>>>>
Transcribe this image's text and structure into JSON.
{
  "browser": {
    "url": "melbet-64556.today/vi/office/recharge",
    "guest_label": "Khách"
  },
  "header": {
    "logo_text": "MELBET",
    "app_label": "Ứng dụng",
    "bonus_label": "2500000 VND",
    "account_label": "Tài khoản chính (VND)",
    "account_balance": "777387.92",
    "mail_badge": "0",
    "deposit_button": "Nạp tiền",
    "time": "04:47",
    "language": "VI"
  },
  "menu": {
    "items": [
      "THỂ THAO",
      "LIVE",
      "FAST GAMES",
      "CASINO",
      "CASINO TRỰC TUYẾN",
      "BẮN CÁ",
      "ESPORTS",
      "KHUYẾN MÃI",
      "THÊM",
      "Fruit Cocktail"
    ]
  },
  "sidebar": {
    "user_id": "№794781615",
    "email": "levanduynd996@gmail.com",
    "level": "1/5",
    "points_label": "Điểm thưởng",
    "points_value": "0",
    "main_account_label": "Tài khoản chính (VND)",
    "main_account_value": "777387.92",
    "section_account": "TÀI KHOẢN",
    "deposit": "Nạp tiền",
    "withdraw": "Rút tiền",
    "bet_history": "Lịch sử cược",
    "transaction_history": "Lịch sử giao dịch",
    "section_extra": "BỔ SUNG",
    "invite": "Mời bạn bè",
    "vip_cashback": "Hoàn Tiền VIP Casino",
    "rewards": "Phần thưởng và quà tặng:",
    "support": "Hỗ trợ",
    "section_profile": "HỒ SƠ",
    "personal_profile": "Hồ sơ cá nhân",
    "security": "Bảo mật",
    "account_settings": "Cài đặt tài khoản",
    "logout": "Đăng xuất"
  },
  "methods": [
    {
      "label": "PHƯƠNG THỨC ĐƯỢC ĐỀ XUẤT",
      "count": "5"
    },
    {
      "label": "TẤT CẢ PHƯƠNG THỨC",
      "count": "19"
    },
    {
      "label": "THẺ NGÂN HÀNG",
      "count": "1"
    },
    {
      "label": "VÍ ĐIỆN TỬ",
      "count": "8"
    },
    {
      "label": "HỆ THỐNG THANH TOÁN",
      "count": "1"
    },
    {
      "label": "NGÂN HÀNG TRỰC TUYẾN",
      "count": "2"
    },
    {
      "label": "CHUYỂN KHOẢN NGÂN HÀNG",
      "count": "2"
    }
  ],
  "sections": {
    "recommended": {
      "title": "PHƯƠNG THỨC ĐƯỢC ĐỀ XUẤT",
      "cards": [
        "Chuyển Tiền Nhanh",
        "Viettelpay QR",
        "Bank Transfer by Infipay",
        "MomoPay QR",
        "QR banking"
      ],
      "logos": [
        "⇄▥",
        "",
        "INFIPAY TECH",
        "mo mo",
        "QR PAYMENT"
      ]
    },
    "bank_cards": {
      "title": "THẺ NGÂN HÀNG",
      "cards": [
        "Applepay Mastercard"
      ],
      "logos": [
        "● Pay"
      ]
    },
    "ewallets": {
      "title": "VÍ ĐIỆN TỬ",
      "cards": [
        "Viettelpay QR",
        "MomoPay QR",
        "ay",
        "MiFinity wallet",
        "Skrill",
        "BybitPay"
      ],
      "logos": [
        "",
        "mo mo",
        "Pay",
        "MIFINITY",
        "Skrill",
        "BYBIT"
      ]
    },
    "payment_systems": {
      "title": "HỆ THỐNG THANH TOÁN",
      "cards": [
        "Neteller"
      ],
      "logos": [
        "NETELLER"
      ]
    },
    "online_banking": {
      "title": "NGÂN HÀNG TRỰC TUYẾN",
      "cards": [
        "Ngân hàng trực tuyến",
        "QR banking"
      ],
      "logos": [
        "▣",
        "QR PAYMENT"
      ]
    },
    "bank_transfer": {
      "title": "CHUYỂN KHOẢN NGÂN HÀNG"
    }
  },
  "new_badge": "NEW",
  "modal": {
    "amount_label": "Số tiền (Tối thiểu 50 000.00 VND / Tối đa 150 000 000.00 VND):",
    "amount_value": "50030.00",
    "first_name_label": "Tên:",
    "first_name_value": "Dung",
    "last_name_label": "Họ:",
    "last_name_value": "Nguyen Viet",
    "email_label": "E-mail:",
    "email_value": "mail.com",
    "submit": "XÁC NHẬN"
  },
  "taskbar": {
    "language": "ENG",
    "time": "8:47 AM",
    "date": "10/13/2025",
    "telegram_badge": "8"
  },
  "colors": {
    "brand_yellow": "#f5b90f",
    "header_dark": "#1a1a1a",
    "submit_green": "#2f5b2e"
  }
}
<<<<
Given request - Every line above should be written out again exactly as it stands.

Answer to this problem -
Transcribe this image's text and structure into JSON.
{
  "browser": {
    "url": "melbet-64556.today/vi/office/recharge",
    "guest_label": "Khách"
  },
  "header": {
    "logo_text": "MELBET",
    "app_label": "Ứng dụng",
    "bonus_label": "2500000 VND",
    "account_label": "Tài khoản chính (VND)",
    "account_balance": "777387.92",
    "mail_badge": "0",
    "deposit_button": "Nạp tiền",
    "time": "04:47",
    "language": "VI"
  },
  "menu": {
    "items": [
      "THỂ THAO",
      "LIVE",
      "FAST GAMES",
      "CASINO",
      "CASINO TRỰC TUYẾN",
      "BẮN CÁ",
      "ESPORTS",
      "KHUYẾN MÃI",
      "THÊM",
      "Fruit Cocktail"
    ]
  },
  "sidebar": {
    "user_id": "№794781615",
    "email": "levanduynd996@gmail.com",
    "level": "1/5",
    "points_label": "Điểm thưởng",
    "points_value": "0",
    "main_account_label": "Tài khoản chính (VND)",
    "main_account_value": "777387.92",
    "section_account": "TÀI KHOẢN",
    "deposit": "Nạp tiền",
    "withdraw": "Rút tiền",
    "bet_history": "Lịch sử cược",
    "transaction_history": "Lịch sử giao dịch",
    "section_extra": "BỔ SUNG",
    "invite": "Mời bạn bè",
    "vip_cashback": "Hoàn Tiền VIP Casino",
    "rewards": "Phần thưởng và quà tặng:",
    "support": "Hỗ trợ",
    "section_profile": "HỒ SƠ",
    "personal_profile": "Hồ sơ cá nhân",
    "security": "Bảo mật",
    "account_settings": "Cài đặt tài khoản",
    "logout": "Đăng xuất"
  },
  "methods": [
    {
      "label": "PHƯƠNG THỨC ĐƯỢC ĐỀ XUẤT",
      "count": "5"
    },
    {
      "label": "TẤT CẢ PHƯƠNG THỨC",
      "count": "19"
    },
    {
      "label": "THẺ NGÂN HÀNG",
      "count": "1"
    },
    {
      "label": "VÍ ĐIỆN TỬ",
      "count": "8"
    },
    {
      "label": "HỆ THỐNG THANH TOÁN",
      "count": "1"
    },
    {
      "label": "NGÂN HÀNG TRỰC TUYẾN",
      "count": "2"
    },
    {
      "label": "CHUYỂN KHOẢN NGÂN HÀNG",
      "count": "2"
    }
  ],
  "sections": {
    "recommended": {
      "title": "PHƯƠNG THỨC ĐƯỢC ĐỀ XUẤT",
      "cards": [
        "Chuyển Tiền Nhanh",
        "Viettelpay QR",
        "Bank Transfer by Infipay",
        "MomoPay QR",
        "QR banking"
      ],
      "logos": [
        "⇄▥",
        "",
        "INFIPAY TECH",
        "mo mo",
        "QR PAYMENT"
      ]
    },
    "bank_cards": {
      "title": "THẺ NGÂN HÀNG",
      "cards": [
        "Applepay Mastercard"
      ],
      "logos": [
        "● Pay"
      ]
    },
    "ewallets": {
      "title": "VÍ ĐIỆN TỬ",
      "cards": [
        "Viettelpay QR",
        "MomoPay QR",
        "ay",
        "MiFinity wallet",
        "Skrill",
        "BybitPay"
      ],
      "logos": [
        "",
        "mo mo",
        "Pay",
        "MIFINITY",
        "Skrill",
        "BYBIT"
      ]
    },
    "payment_systems": {
      "title": "HỆ THỐNG THANH TOÁN",
      "cards": [
        "Neteller"
      ],
      "logos": [
        "NETELLER"
      ]
    },
    "online_banking": {
      "title": "NGÂN HÀNG TRỰC TUYẾN",
      "cards": [
        "Ngân hàng trực tuyến",
        "QR banking"
      ],
      "logos": [
        "▣",
        "QR PAYMENT"
      ]
    },
    "bank_transfer": {
      "title": "CHUYỂN KHOẢN NGÂN HÀNG"
    }
  },
  "new_badge": "NEW",
  "modal": {
    "amount_label": "Số tiền (Tối thiểu 50 000.00 VND / Tối đa 150 000 000.00 VND):",
    "amount_value": "50030.00",
    "first_name_label": "Tên:",
    "first_name_value": "Dung",
    "last_name_label": "Họ:",
    "last_name_value": "Nguyen Viet",
    "email_label": "E-mail:",
    "email_value": "mail.com",
    "submit": "XÁC NHẬN"
  },
  "taskbar": {
    "language": "ENG",
    "time": "8:47 AM",
    "date": "10/13/2025",
    "telegram_badge": "8"
  },
  "colors": {
    "brand_yellow": "#f5b90f",
    "header_dark": "#1a1a1a",
    "submit_green": "#2f5b2e"
  }
}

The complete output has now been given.